• _What the exercise asks_
The entries are to be written out again with no differences.

• _Working data_

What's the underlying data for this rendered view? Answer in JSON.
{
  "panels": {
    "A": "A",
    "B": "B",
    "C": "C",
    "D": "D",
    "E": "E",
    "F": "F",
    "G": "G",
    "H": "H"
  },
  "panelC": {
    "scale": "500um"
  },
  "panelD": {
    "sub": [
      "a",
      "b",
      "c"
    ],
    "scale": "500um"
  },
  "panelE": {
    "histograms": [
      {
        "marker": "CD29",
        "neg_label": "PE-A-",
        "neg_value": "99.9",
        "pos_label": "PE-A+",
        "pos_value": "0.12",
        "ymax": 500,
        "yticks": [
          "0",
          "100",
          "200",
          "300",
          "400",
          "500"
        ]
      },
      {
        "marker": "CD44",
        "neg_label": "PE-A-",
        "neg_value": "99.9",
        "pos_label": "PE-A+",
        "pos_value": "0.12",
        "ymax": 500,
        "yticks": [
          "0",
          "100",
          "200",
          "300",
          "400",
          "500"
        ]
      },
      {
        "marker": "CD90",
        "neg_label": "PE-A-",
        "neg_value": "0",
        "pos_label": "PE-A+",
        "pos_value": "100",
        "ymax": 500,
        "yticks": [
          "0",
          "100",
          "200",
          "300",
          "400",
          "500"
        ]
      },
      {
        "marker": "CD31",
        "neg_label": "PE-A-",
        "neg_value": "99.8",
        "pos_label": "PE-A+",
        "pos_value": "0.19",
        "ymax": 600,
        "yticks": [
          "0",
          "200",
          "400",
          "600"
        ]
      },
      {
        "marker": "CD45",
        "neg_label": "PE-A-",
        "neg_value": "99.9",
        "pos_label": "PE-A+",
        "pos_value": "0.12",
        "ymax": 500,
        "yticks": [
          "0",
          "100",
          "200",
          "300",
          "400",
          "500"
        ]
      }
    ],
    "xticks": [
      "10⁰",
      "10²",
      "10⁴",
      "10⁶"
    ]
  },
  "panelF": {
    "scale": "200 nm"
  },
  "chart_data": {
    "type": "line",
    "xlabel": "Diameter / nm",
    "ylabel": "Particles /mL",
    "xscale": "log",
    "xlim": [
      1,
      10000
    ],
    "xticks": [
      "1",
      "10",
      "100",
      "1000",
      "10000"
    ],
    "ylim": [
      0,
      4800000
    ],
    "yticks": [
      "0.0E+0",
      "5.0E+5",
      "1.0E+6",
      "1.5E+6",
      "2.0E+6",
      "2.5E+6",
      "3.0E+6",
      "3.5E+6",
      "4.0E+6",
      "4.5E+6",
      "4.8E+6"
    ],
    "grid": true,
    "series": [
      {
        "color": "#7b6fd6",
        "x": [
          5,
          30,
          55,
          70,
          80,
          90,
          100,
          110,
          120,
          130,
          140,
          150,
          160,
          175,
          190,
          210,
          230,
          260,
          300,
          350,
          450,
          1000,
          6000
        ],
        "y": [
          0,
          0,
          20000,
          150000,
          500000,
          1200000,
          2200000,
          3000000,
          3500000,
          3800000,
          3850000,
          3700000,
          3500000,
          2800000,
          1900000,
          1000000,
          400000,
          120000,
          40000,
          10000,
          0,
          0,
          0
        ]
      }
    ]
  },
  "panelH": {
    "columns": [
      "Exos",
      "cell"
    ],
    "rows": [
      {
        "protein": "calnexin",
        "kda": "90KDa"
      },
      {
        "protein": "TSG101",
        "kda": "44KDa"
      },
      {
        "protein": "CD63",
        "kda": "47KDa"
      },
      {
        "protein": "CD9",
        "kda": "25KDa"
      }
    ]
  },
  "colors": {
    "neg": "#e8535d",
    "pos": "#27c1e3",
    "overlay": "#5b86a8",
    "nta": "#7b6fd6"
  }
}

• _Exercise output_
What's the underlying data for this rendered view? Answer in JSON.
{
  "panels": {
    "A": "A",
    "B": "B",
    "C": "C",
    "D": "D",
    "E": "E",
    "F": "F",
    "G": "G",
    "H": "H"
  },
  "panelC": {
    "scale": "500um"
  },
  "panelD": {
    "sub": [
      "a",
      "b",
      "c"
    ],
    "scale": "500um"
  },
  "panelE": {
    "histograms": [
      {
        "marker": "CD29",
        "neg_label": "PE-A-",
        "neg_value": "99.9",
        "pos_label": "PE-A+",
        "pos_value": "0.12",
        "ymax": 500,
        "yticks": [
          "0",
          "100",
          "200",
          "300",
          "400",
          "500"
        ]
      },
      {
        "marker": "CD44",
        "neg_label": "PE-A-",
        "neg_value": "99.9",
        "pos_label": "PE-A+",
        "pos_value": "0.12",
        "ymax": 500,
        "yticks": [
          "0",
          "100",
          "200",
          "300",
          "400",
          "500"
        ]
      },
      {
        "marker": "CD90",
        "neg_label": "PE-A-",
        "neg_value": "0",
        "pos_label": "PE-A+",
        "pos_value": "100",
        "ymax": 500,
        "yticks": [
          "0",
          "100",
          "200",
          "300",
          "400",
          "500"
        ]
      },
      {
        "marker": "CD31",
        "neg_label": "PE-A-",
        "neg_value": "99.8",
        "pos_label": "PE-A+",
        "pos_value": "0.19",
        "ymax": 600,
        "yticks": [
          "0",
          "200",
          "400",
          "600"
        ]
      },
      {
        "marker": "CD45",
        "neg_label": "PE-A-",
        "neg_value": "99.9",
        "pos_label": "PE-A+",
        "pos_value": "0.12",
        "ymax": 500,
        "yticks": [
          "0",
          "100",
          "200",
          "300",
          "400",
          "500"
        ]
      }
    ],
    "xticks": [
      "10⁰",
      "10²",
      "10⁴",
      "10⁶"
    ]
  },
  "panelF": {
    "scale": "200 nm"
  },
  "chart_data": {
    "type": "line",
    "xlabel": "Diameter / nm",
    "ylabel": "Particles /mL",
    "xscale": "log",
    "xlim": [
      1,
      10000
    ],
    "xticks": [
      "1",
      "10",
      "100",
      "1000",
      "10000"
    ],
    "ylim": [
      0,
      4800000
    ],
    "yticks": [
      "0.0E+0",
      "5.0E+5",
      "1.0E+6",
      "1.5E+6",
      "2.0E+6",
      "2.5E+6",
      "3.0E+6",
      "3.5E+6",
      "4.0E+6",
      "4.5E+6",
      "4.8E+6"
    ],
    "grid": true,
    "series": [
      {
        "color": "#7b6fd6",
        "x": [
          5,
          30,
          55,
          70,
          80,
          90,
          100,
          110,
          120,
          130,
          140,
          150,
          160,
          175,
          190,
          210,
          230,
          260,
          300,
          350,
          450,
          1000,
          6000
        ],
        "y": [
          0,
          0,
          20000,
          150000,
          500000,
          1200000,
          2200000,
          3000000,
          3500000,
          3800000,
          3850000,
          3700000,
          3500000,
          2800000,
          1900000,
          1000000,
          400000,
          120000,
          40000,
          10000,
          0,
          0,
          0
        ]
      }
    ]
  },
  "panelH": {
    "columns": [
      "Exos",
      "cell"
    ],
    "rows": [
      {
        "protein": "calnexin",
        "kda": "90KDa"
      },
      {
        "protein": "TSG101",
        "kda": "44KDa"
      },
      {
        "protein": "CD63",
        "kda": "47KDa"
      },
      {
        "protein": "CD9",
        "kda": "25KDa"
      }
    ]
  },
  "colors": {
    "neg": "#e8535d",
    "pos": "#27c1e3",
    "overlay": "#5b86a8",
    "nta": "#7b6fd6"
  }
}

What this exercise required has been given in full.